Texto fornecido

┏━━

A "rota comercial" das amachimbis começa, pois, com o período da coleta nos bosques de Bulilila-Mangwe, durante os meses de março e abril.

Depois, são compradas por particulares, comerciantes e indústrias de alimentos. Estes as revendem às lojas ou as exportam para a África do Sul e para outros países da região. Nessa viagem, os preços sobem sem parar.

Para muita gente dessa parte da África, as amachimbis representam um dos mais nobres alimentos do ano, mais ou menos como uma lagosta em nosso caso.

Para outros, é uma questão de sobrevivência: elas ajudam a comprar milho para o sadza – a comida de todos os dias –, a pagar escola para os filhos, a comprar remédios...

Para outros, ainda, servem como fonte de proteínas, que ajudam a agüentar os duros e longos meses da estação seca.

A temporada das amachimbis também traz benefícios para o hospital em que trabalho. Devido à falta de recursos, não temos condições de fornecer uma dieta rica em proteínas para os doentes, a começar pelas crianças.

┗━━

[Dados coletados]
┏━━

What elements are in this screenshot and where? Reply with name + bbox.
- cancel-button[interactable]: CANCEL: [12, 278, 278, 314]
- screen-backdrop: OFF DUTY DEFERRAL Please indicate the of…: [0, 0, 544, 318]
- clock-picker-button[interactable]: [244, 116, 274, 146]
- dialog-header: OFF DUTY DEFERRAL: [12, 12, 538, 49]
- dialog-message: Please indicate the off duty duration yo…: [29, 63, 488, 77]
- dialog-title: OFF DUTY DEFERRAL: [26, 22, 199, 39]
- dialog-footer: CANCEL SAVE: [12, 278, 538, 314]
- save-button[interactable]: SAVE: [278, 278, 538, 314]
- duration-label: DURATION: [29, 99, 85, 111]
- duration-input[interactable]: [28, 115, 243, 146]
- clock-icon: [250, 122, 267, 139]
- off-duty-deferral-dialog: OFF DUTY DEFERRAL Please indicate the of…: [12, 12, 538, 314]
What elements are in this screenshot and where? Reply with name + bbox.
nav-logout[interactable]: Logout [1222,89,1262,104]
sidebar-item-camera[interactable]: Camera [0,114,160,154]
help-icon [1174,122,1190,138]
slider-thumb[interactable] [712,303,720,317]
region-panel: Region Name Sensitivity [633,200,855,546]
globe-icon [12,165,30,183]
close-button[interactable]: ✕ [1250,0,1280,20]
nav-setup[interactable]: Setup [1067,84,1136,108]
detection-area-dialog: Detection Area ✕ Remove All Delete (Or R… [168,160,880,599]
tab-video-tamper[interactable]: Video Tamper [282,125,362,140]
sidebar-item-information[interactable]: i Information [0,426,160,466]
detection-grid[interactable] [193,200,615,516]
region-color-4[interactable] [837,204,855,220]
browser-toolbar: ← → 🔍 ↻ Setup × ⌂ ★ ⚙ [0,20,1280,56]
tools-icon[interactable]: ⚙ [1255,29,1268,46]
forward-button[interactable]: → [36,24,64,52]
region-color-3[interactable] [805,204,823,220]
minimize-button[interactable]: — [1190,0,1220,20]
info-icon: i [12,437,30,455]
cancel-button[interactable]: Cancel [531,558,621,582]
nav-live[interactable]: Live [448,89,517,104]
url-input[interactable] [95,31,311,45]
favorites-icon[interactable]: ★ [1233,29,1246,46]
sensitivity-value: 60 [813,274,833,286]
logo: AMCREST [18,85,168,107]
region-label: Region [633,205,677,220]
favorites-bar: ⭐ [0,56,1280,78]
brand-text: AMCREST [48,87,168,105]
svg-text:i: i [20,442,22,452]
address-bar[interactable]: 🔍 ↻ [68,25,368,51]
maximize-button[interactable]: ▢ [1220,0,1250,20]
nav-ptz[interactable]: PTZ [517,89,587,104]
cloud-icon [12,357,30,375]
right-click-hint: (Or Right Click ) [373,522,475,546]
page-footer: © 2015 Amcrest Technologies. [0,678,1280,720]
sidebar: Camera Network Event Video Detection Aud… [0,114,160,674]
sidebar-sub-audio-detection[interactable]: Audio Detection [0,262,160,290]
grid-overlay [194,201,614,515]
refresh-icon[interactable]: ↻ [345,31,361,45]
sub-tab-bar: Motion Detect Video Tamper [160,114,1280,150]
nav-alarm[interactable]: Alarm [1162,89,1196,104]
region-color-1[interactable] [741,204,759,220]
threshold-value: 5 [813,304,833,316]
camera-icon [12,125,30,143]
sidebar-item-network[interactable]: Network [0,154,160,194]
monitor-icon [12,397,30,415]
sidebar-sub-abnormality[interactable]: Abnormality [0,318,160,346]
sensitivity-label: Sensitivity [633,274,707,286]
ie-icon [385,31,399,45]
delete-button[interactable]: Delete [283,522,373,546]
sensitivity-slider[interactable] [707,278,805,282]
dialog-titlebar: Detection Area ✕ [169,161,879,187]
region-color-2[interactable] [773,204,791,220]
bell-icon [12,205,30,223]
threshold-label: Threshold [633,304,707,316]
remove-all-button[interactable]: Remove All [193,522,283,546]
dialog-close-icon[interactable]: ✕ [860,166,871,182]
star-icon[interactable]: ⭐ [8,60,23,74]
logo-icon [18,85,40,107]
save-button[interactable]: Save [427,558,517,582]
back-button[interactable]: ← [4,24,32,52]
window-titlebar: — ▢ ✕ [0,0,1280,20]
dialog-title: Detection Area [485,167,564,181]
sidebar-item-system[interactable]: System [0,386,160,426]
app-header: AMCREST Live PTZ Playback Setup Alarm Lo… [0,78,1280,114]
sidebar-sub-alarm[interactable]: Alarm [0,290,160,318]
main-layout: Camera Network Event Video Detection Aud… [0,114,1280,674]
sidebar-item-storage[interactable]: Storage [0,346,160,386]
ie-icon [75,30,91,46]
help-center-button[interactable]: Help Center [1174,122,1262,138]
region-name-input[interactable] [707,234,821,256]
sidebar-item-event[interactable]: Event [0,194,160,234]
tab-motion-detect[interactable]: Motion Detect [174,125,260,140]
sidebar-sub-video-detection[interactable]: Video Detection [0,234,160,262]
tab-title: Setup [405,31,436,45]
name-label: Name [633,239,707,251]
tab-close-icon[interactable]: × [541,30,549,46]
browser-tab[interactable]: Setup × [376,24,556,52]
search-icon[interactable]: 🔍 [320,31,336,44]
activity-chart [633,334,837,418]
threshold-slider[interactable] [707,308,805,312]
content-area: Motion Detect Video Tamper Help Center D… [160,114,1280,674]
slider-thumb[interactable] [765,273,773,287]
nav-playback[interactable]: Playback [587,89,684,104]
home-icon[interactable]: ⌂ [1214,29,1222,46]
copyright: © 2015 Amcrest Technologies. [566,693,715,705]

┗━━

Tarefas a realizar
**1.** De acordo com o texto sobre as amachimbis, o que elas ajudam a comprar ou a pagar para quem depende delas para sobreviver? Liste todos os itens.
**2.** Responda, com base no texto sobre as amachimbis:
(a) Em que meses acontece a coleta nos bosques de Bulilila-Mangwe?
(b) Para onde as amachimbis são exportadas?
(c) A que alimento o texto compara as amachimbis?
**3.** Retome o texto sobre as amachimbis e continue a partir da última frase.

Respostas por tarefa
**1.**
Milho para o sadza
Escola para os filhos
Remédios

**2.**
(a) Em março e abril.
(b) Para a África do Sul e para outros países da região.
(c) À lagosta.

**3.**
A coisa muda bastante quando chegam as lagartas. A cozinha do hospital adquire vários litros, reservando-as para as crianças subnutridas, que acabam melhorando de saúde e aumentando de peso.


Negócio arriscado


Mas nem tudo são flores, pois uma série de problemas acompanha a temporada das amachimbis, uma época do ano em que famílias inteiras passam a viver nos bosques semi-áridos da região.

É quando aumentam os casos de picadas de serpentes venenosas, os ataques de animais selvagens, os acidentes, as doenças respiratórias...

Como se não bastasse, são freqüentes os casos de assalto e violência. Ora, é muito mais fácil – e às vezes mais lucrativo – assaltar um grupo de catadores de amachimbis no bosque do que um banco na cidade. Diferentemente do dinheiro, as lagartas não têm número de série e podem ser vendidas livremente em qualquer parte do país.

Outro dia, atendi um paciente atingido por uma bala no rosto durante um desses assaltos. Levaram tudo o que ele, suas duas mulheres e seus oito filhos tinham conseguido juntar em duas semanas.

Antes da chegada dos Ndebele à região de Matabeleland (veja quadro), os Kalanga do império Rozwi, que viviam entre os rios Zambeze e Lilompo, já conheciam o ciclo e o valor nutritivo das amachimbis.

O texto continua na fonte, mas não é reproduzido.